Problem requirements
Print the listing as it stands, omitting all images.

(Extracted data entries)
## Start

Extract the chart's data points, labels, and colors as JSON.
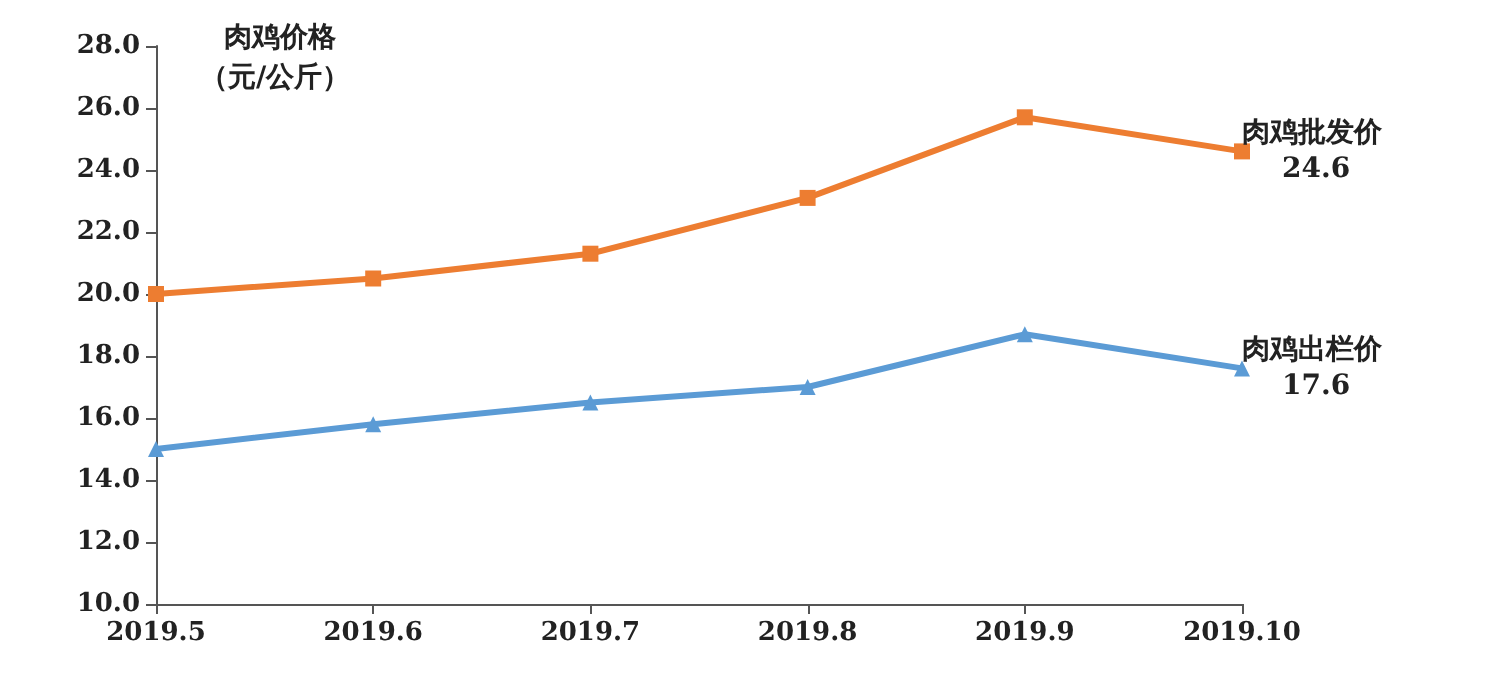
{
  "chart_data": {
    "type": "line",
    "ylabel": "肉鸡价格",
    "annotations": [
      "（元/公斤）"
    ],
    "categories": [
      "2019.5",
      "2019.6",
      "2019.7",
      "2019.8",
      "2019.9",
      "2019.10"
    ],
    "series": [
      {
        "name": "肉鸡批发价",
        "color": "#ed7d31",
        "marker": "square",
        "values": [
          20.0,
          20.5,
          21.3,
          23.1,
          25.7,
          24.6
        ],
        "value_labels": [
          null,
          null,
          null,
          null,
          null,
          "24.6"
        ]
      },
      {
        "name": "肉鸡出栏价",
        "color": "#5b9bd5",
        "marker": "triangle",
        "values": [
          15.0,
          15.8,
          16.5,
          17.0,
          18.7,
          17.6
        ],
        "value_labels": [
          null,
          null,
          null,
          null,
          null,
          "17.6"
        ]
      }
    ],
    "ylim": [
      10,
      28
    ],
    "yticks": [
      {
        "value": 10,
        "label": "10.0"
      },
      {
        "value": 12,
        "label": "12.0"
      },
      {
        "value": 14,
        "label": "14.0"
      },
      {
        "value": 16,
        "label": "16.0"
      },
      {
        "value": 18,
        "label": "18.0"
      },
      {
        "value": 20,
        "label": "20.0"
      },
      {
        "value": 22,
        "label": "22.0"
      },
      {
        "value": 24,
        "label": "24.0"
      },
      {
        "value": 26,
        "label": "26.0"
      },
      {
        "value": 28,
        "label": "28.0"
      }
    ],
    "grid": false,
    "legend": false
  }
}
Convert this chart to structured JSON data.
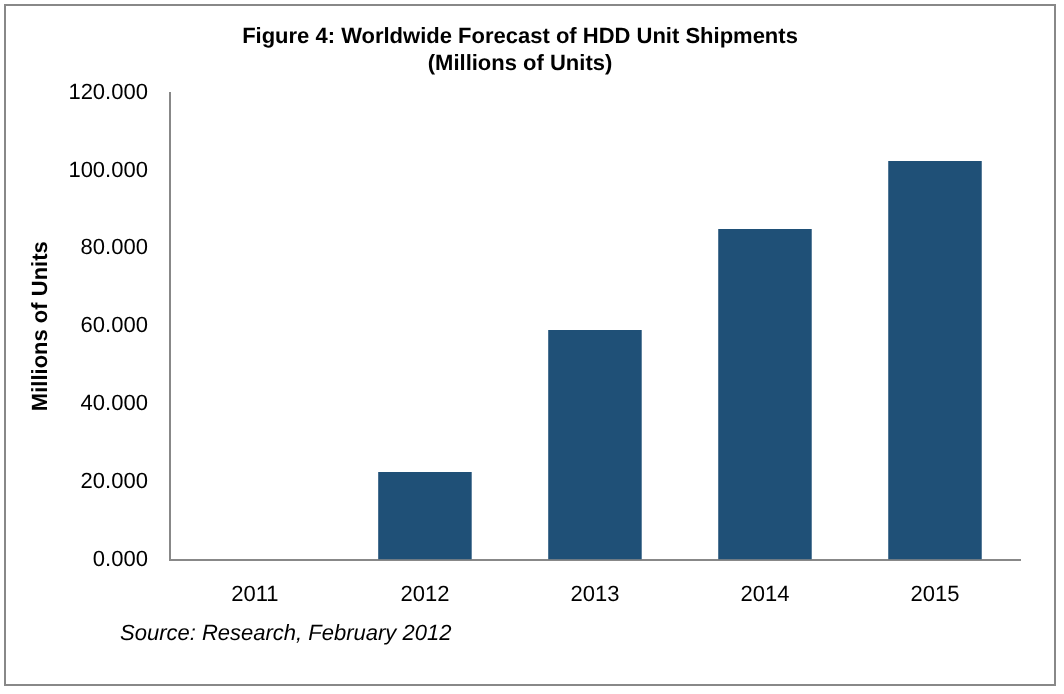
{
  "chart_data": {
    "type": "bar",
    "title": [
      "Figure 4: Worldwide Forecast of HDD Unit Shipments",
      "(Millions of Units)"
    ],
    "ylabel": "Millions of Units",
    "categories": [
      "2011",
      "2012",
      "2013",
      "2014",
      "2015"
    ],
    "values": [
      0,
      22.5,
      59,
      85,
      102.5
    ],
    "color": "#1f5077",
    "ylim": [
      0,
      120
    ],
    "yticks": [
      {
        "value": 0,
        "label": "0.000"
      },
      {
        "value": 20,
        "label": "20.000"
      },
      {
        "value": 40,
        "label": "40.000"
      },
      {
        "value": 60,
        "label": "60.000"
      },
      {
        "value": 80,
        "label": "80.000"
      },
      {
        "value": 100,
        "label": "100.000"
      },
      {
        "value": 120,
        "label": "120.000"
      }
    ],
    "grid": false,
    "legend": false,
    "annotations": [
      "Source: Research, February 2012"
    ]
  }
}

## End

Answer for this exercise
Extract the chart's data points, labels, and colors as JSON.
{
  "chart_data": {
    "type": "line",
    "ylabel": "肉鸡价格",
    "annotations": [
      "（元/公斤）"
    ],
    "categories": [
      "2019.5",
      "2019.6",
      "2019.7",
      "2019.8",
      "2019.9",
      "2019.10"
    ],
    "series": [
      {
        "name": "肉鸡批发价",
        "color": "#ed7d31",
        "marker": "square",
        "values": [
          20.0,
          20.5,
          21.3,
          23.1,
          25.7,
          24.6
        ],
        "value_labels": [
          null,
          null,
          null,
          null,
          null,
          "24.6"
        ]
      },
      {
        "name": "肉鸡出栏价",
        "color": "#5b9bd5",
        "marker": "triangle",
        "values": [
          15.0,
          15.8,
          16.5,
          17.0,
          18.7,
          17.6
        ],
        "value_labels": [
          null,
          null,
          null,
          null,
          null,
          "17.6"
        ]
      }
    ],
    "ylim": [
      10,
      28
    ],
    "yticks": [
      {
        "value": 10,
        "label": "10.0"
      },
      {
        "value": 12,
        "label": "12.0"
      },
      {
        "value": 14,
        "label": "14.0"
      },
      {
        "value": 16,
        "label": "16.0"
      },
      {
        "value": 18,
        "label": "18.0"
      },
      {
        "value": 20,
        "label": "20.0"
      },
      {
        "value": 22,
        "label": "22.0"
      },
      {
        "value": 24,
        "label": "24.0"
      },
      {
        "value": 26,
        "label": "26.0"
      },
      {
        "value": 28,
        "label": "28.0"
      }
    ],
    "grid": false,
    "legend": false
  }
}
Convert this chart to structured JSON data.
{
  "chart_data": {
    "type": "bar",
    "title": [
      "Figure 4: Worldwide Forecast of HDD Unit Shipments",
      "(Millions of Units)"
    ],
    "ylabel": "Millions of Units",
    "categories": [
      "2011",
      "2012",
      "2013",
      "2014",
      "2015"
    ],
    "values": [
      0,
      22.5,
      59,
      85,
      102.5
    ],
    "color": "#1f5077",
    "ylim": [
      0,
      120
    ],
    "yticks": [
      {
        "value": 0,
        "label": "0.000"
      },
      {
        "value": 20,
        "label": "20.000"
      },
      {
        "value": 40,
        "label": "40.000"
      },
      {
        "value": 60,
        "label": "60.000"
      },
      {
        "value": 80,
        "label": "80.000"
      },
      {
        "value": 100,
        "label": "100.000"
      },
      {
        "value": 120,
        "label": "120.000"
      }
    ],
    "grid": false,
    "legend": false,
    "annotations": [
      "Source: Research, February 2012"
    ]
  }
}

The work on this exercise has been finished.